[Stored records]
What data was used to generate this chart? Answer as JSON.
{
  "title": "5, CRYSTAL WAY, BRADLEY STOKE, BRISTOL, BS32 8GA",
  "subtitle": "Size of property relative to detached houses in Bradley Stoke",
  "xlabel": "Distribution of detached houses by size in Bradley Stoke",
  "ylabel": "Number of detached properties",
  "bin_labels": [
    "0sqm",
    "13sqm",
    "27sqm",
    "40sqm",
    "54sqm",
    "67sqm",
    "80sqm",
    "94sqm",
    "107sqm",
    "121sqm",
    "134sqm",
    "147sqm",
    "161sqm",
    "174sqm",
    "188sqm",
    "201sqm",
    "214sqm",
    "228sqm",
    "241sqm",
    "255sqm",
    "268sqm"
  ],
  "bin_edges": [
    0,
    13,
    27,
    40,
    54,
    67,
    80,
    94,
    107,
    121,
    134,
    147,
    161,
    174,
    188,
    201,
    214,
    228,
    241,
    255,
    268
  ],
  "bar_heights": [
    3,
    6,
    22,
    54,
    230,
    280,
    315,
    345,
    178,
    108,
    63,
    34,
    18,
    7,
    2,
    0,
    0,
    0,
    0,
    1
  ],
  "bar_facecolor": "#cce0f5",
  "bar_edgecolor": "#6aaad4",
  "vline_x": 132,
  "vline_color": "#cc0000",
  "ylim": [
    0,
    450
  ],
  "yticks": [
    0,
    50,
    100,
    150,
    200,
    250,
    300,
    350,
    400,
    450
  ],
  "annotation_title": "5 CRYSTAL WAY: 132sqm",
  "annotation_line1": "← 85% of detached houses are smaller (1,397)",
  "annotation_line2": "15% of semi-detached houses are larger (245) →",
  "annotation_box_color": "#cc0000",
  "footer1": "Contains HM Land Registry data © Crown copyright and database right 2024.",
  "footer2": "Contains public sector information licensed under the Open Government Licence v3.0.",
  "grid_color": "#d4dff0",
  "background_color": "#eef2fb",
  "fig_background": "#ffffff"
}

WHAT THE TASK ASKS. Report all lines of the material that contain the word "detached".

COMPLETED EXERCISE.
  "subtitle": "Size of property relative to detached houses in Bradley Stoke",
  "xlabel": "Distribution of detached houses by size in Bradley Stoke",
  "ylabel": "Number of detached properties",
  "annotation_line1": "← 85% of detached houses are smaller (1,397)",
  "annotation_line2": "15% of semi-detached houses are larger (245) →",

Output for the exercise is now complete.